Copy every line in which the string "name" occurs.

■ ■ ■ ■ ■

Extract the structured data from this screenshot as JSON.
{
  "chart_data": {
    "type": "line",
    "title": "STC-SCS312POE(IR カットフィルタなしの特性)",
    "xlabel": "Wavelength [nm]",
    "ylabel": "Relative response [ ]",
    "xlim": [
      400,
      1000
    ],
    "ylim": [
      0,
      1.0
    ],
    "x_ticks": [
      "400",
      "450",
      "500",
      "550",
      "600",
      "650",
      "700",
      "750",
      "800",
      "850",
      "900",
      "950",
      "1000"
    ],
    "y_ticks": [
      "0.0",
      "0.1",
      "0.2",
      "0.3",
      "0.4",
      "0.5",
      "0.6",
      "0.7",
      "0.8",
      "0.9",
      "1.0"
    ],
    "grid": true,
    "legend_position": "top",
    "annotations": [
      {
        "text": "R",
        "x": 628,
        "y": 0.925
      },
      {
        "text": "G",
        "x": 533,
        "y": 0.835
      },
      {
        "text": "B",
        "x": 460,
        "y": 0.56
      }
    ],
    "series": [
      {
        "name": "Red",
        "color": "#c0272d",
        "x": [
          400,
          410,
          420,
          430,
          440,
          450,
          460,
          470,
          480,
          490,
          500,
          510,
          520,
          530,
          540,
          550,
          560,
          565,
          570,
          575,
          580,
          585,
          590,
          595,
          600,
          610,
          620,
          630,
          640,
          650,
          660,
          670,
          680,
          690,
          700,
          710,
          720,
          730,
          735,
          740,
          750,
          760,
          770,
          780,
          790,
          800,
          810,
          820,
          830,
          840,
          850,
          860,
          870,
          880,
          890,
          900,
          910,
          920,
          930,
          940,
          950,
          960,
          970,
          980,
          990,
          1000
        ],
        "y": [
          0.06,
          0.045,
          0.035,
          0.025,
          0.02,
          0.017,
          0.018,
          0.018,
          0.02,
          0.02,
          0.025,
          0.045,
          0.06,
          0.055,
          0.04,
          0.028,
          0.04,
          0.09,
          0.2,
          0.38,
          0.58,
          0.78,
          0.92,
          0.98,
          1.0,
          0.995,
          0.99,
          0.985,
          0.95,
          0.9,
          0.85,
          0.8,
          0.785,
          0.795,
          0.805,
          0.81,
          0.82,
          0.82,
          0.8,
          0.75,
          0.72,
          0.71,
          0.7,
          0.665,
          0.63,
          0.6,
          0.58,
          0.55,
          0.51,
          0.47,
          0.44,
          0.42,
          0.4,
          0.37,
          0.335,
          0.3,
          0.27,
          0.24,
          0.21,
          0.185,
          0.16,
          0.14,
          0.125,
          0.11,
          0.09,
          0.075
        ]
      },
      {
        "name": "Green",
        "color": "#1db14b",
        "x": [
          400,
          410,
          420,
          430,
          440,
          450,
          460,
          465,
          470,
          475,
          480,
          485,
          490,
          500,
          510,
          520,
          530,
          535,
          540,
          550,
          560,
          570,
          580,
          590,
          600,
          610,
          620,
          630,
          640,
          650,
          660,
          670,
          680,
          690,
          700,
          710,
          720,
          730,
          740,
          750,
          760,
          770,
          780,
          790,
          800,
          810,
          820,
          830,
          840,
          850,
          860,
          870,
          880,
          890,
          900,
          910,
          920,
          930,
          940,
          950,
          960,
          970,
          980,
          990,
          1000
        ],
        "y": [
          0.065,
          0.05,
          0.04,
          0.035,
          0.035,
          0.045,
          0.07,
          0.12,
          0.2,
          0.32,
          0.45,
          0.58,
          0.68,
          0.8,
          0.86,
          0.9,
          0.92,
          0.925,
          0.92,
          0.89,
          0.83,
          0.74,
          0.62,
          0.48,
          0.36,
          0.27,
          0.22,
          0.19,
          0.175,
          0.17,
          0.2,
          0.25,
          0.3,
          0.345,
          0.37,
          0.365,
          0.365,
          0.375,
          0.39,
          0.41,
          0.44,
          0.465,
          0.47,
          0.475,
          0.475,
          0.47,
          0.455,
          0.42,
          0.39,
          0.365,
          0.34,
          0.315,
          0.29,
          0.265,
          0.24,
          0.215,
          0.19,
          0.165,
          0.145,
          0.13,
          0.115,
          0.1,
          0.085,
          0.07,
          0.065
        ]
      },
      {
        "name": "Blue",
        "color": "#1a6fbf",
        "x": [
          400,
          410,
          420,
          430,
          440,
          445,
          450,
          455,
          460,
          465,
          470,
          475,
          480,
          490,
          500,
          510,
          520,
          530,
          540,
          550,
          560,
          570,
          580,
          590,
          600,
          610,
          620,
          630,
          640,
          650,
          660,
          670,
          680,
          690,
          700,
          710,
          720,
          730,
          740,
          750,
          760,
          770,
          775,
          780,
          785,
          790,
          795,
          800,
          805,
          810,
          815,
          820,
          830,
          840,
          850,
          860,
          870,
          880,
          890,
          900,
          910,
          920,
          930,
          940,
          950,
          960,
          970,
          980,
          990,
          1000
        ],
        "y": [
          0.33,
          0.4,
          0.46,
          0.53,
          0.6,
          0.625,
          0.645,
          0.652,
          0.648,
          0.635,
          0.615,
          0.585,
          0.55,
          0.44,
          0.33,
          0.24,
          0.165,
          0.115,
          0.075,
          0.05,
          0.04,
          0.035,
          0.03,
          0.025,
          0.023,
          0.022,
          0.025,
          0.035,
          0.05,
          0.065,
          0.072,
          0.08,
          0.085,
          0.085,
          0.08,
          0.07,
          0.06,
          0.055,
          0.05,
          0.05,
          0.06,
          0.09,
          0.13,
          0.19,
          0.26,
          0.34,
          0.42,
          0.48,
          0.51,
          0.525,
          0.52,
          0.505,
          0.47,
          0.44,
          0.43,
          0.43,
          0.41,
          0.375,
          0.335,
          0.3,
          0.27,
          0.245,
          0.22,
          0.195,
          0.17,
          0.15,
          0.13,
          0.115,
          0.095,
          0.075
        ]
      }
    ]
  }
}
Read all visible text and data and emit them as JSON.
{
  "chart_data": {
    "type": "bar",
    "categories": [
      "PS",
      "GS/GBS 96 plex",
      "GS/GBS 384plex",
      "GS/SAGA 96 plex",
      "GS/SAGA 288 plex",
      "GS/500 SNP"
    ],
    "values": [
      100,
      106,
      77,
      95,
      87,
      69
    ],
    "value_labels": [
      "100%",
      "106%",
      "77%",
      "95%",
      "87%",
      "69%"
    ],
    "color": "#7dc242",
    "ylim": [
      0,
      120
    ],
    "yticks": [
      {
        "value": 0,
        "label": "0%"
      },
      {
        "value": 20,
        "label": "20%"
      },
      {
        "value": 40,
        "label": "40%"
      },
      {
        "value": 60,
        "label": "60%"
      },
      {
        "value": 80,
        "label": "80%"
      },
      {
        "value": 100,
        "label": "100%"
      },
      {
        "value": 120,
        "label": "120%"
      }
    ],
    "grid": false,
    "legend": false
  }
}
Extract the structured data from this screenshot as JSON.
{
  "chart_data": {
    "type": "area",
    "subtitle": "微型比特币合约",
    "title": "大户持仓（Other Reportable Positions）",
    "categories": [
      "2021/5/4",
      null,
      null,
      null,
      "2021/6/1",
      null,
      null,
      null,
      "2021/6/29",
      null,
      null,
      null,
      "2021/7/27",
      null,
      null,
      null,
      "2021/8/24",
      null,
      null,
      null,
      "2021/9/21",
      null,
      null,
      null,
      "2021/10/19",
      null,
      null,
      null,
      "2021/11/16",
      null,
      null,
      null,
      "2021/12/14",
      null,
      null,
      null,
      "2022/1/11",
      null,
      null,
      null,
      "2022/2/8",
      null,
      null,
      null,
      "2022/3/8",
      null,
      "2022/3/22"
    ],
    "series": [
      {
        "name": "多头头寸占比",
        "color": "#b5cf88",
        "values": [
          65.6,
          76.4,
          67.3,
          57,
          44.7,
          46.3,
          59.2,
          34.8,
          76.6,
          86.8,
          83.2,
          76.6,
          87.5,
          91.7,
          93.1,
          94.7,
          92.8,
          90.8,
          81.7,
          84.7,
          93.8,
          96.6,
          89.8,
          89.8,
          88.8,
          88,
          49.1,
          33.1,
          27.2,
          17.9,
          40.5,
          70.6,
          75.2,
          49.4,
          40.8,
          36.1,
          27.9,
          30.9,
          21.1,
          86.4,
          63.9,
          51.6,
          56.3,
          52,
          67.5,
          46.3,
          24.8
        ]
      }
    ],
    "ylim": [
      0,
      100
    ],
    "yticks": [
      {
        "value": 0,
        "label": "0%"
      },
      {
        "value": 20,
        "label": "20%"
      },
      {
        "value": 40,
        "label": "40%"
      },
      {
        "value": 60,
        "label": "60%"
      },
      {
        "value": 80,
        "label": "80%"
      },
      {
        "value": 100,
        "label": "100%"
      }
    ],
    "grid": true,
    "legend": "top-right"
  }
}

■ ■ ■ ■ ■

## Correct output
        "name": "Red",
        "name": "Green",
        "name": "Blue",
        "name": "多头头寸占比",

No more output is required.